PROBLEM DETAILS: Return each line of the material verbatim.

Some records
----------

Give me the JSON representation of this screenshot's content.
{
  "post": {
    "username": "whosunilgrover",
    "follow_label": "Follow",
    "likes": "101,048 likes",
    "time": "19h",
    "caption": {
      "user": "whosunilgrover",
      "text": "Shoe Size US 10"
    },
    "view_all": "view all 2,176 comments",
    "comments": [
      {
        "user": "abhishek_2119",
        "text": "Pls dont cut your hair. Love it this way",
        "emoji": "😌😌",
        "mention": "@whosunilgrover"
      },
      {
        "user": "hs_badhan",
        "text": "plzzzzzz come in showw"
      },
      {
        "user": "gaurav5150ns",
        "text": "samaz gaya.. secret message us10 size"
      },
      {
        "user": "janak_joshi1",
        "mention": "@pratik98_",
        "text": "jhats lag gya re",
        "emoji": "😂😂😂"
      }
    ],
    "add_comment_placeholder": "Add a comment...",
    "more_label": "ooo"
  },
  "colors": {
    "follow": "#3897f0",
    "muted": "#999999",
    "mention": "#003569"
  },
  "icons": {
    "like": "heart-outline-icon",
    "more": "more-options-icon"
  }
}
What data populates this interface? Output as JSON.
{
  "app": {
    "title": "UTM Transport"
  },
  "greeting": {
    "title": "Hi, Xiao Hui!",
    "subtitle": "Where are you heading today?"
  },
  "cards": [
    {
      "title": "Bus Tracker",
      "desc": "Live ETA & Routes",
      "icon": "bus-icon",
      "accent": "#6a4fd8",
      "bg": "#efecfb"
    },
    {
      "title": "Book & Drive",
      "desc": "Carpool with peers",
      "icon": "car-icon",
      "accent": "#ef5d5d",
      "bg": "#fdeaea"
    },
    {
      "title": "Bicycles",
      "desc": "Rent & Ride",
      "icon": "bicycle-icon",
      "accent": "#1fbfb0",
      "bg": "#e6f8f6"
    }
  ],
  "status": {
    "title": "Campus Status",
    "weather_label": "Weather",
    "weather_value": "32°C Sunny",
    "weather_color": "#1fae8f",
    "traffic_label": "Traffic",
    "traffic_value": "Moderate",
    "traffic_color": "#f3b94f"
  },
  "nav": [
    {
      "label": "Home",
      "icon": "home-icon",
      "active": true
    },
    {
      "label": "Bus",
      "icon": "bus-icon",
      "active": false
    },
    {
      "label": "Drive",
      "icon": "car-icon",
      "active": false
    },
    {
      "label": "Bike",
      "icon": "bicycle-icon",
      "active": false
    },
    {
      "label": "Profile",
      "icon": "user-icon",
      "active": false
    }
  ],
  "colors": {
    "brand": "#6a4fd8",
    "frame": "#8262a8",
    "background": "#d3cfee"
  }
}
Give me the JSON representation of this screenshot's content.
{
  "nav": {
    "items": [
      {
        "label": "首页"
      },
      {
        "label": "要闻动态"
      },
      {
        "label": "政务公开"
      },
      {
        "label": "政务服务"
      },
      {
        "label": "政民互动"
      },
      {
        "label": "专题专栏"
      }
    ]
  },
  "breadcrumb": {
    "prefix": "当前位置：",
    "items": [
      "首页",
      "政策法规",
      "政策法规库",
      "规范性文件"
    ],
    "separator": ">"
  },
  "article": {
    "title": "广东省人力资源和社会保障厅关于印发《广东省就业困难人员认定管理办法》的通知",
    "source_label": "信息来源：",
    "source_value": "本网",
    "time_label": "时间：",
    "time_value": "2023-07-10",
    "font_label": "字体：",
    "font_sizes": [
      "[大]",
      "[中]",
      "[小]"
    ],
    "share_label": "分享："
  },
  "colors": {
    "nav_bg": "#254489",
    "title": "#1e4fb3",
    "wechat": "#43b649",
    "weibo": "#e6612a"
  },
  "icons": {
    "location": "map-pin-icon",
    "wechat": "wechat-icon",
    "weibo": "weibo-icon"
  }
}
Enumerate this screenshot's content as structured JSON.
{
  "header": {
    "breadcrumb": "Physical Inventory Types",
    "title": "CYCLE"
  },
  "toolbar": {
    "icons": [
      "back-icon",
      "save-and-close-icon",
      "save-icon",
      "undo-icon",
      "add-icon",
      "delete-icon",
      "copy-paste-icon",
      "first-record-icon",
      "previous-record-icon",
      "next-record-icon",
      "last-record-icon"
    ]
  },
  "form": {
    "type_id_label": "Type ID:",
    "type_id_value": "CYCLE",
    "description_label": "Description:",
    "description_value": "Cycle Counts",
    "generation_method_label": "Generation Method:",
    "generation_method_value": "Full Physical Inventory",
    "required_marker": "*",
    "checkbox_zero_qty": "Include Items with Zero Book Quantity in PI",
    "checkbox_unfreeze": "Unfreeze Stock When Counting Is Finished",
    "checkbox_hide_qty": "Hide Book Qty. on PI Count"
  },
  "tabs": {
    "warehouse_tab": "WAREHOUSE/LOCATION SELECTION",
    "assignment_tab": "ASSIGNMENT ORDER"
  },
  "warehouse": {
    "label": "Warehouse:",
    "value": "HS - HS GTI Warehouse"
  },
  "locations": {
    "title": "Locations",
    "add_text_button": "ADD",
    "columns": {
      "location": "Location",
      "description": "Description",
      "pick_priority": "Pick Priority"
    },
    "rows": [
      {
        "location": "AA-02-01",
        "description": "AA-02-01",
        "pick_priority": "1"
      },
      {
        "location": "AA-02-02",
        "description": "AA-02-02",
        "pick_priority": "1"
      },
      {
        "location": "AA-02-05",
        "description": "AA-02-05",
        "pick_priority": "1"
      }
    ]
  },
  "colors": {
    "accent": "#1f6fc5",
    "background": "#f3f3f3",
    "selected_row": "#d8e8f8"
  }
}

----------

COMPLETE RESPONSE:
Give me the JSON representation of this screenshot's content.
{
  "post": {
    "username": "whosunilgrover",
    "follow_label": "Follow",
    "likes": "101,048 likes",
    "time": "19h",
    "caption": {
      "user": "whosunilgrover",
      "text": "Shoe Size US 10"
    },
    "view_all": "view all 2,176 comments",
    "comments": [
      {
        "user": "abhishek_2119",
        "text": "Pls dont cut your hair. Love it this way",
        "emoji": "😌😌",
        "mention": "@whosunilgrover"
      },
      {
        "user": "hs_badhan",
        "text": "plzzzzzz come in showw"
      },
      {
        "user": "gaurav5150ns",
        "text": "samaz gaya.. secret message us10 size"
      },
      {
        "user": "janak_joshi1",
        "mention": "@pratik98_",
        "text": "jhats lag gya re",
        "emoji": "😂😂😂"
      }
    ],
    "add_comment_placeholder": "Add a comment...",
    "more_label": "ooo"
  },
  "colors": {
    "follow": "#3897f0",
    "muted": "#999999",
    "mention": "#003569"
  },
  "icons": {
    "like": "heart-outline-icon",
    "more": "more-options-icon"
  }
}
What data populates this interface? Output as JSON.
{
  "app": {
    "title": "UTM Transport"
  },
  "greeting": {
    "title": "Hi, Xiao Hui!",
    "subtitle": "Where are you heading today?"
  },
  "cards": [
    {
      "title": "Bus Tracker",
      "desc": "Live ETA & Routes",
      "icon": "bus-icon",
      "accent": "#6a4fd8",
      "bg": "#efecfb"
    },
    {
      "title": "Book & Drive",
      "desc": "Carpool with peers",
      "icon": "car-icon",
      "accent": "#ef5d5d",
      "bg": "#fdeaea"
    },
    {
      "title": "Bicycles",
      "desc": "Rent & Ride",
      "icon": "bicycle-icon",
      "accent": "#1fbfb0",
      "bg": "#e6f8f6"
    }
  ],
  "status": {
    "title": "Campus Status",
    "weather_label": "Weather",
    "weather_value": "32°C Sunny",
    "weather_color": "#1fae8f",
    "traffic_label": "Traffic",
    "traffic_value": "Moderate",
    "traffic_color": "#f3b94f"
  },
  "nav": [
    {
      "label": "Home",
      "icon": "home-icon",
      "active": true
    },
    {
      "label": "Bus",
      "icon": "bus-icon",
      "active": false
    },
    {
      "label": "Drive",
      "icon": "car-icon",
      "active": false
    },
    {
      "label": "Bike",
      "icon": "bicycle-icon",
      "active": false
    },
    {
      "label": "Profile",
      "icon": "user-icon",
      "active": false
    }
  ],
  "colors": {
    "brand": "#6a4fd8",
    "frame": "#8262a8",
    "background": "#d3cfee"
  }
}
Give me the JSON representation of this screenshot's content.
{
  "nav": {
    "items": [
      {
        "label": "首页"
      },
      {
        "label": "要闻动态"
      },
      {
        "label": "政务公开"
      },
      {
        "label": "政务服务"
      },
      {
        "label": "政民互动"
      },
      {
        "label": "专题专栏"
      }
    ]
  },
  "breadcrumb": {
    "prefix": "当前位置：",
    "items": [
      "首页",
      "政策法规",
      "政策法规库",
      "规范性文件"
    ],
    "separator": ">"
  },
  "article": {
    "title": "广东省人力资源和社会保障厅关于印发《广东省就业困难人员认定管理办法》的通知",
    "source_label": "信息来源：",
    "source_value": "本网",
    "time_label": "时间：",
    "time_value": "2023-07-10",
    "font_label": "字体：",
    "font_sizes": [
      "[大]",
      "[中]",
      "[小]"
    ],
    "share_label": "分享："
  },
  "colors": {
    "nav_bg": "#254489",
    "title": "#1e4fb3",
    "wechat": "#43b649",
    "weibo": "#e6612a"
  },
  "icons": {
    "location": "map-pin-icon",
    "wechat": "wechat-icon",
    "weibo": "weibo-icon"
  }
}
Enumerate this screenshot's content as structured JSON.
{
  "header": {
    "breadcrumb": "Physical Inventory Types",
    "title": "CYCLE"
  },
  "toolbar": {
    "icons": [
      "back-icon",
      "save-and-close-icon",
      "save-icon",
      "undo-icon",
      "add-icon",
      "delete-icon",
      "copy-paste-icon",
      "first-record-icon",
      "previous-record-icon",
      "next-record-icon",
      "last-record-icon"
    ]
  },
  "form": {
    "type_id_label": "Type ID:",
    "type_id_value": "CYCLE",
    "description_label": "Description:",
    "description_value": "Cycle Counts",
    "generation_method_label": "Generation Method:",
    "generation_method_value": "Full Physical Inventory",
    "required_marker": "*",
    "checkbox_zero_qty": "Include Items with Zero Book Quantity in PI",
    "checkbox_unfreeze": "Unfreeze Stock When Counting Is Finished",
    "checkbox_hide_qty": "Hide Book Qty. on PI Count"
  },
  "tabs": {
    "warehouse_tab": "WAREHOUSE/LOCATION SELECTION",
    "assignment_tab": "ASSIGNMENT ORDER"
  },
  "warehouse": {
    "label": "Warehouse:",
    "value": "HS - HS GTI Warehouse"
  },
  "locations": {
    "title": "Locations",
    "add_text_button": "ADD",
    "columns": {
      "location": "Location",
      "description": "Description",
      "pick_priority": "Pick Priority"
    },
    "rows": [
      {
        "location": "AA-02-01",
        "description": "AA-02-01",
        "pick_priority": "1"
      },
      {
        "location": "AA-02-02",
        "description": "AA-02-02",
        "pick_priority": "1"
      },
      {
        "location": "AA-02-05",
        "description": "AA-02-05",
        "pick_priority": "1"
      }
    ]
  },
  "colors": {
    "accent": "#1f6fc5",
    "background": "#f3f3f3",
    "selected_row": "#d8e8f8"
  }
}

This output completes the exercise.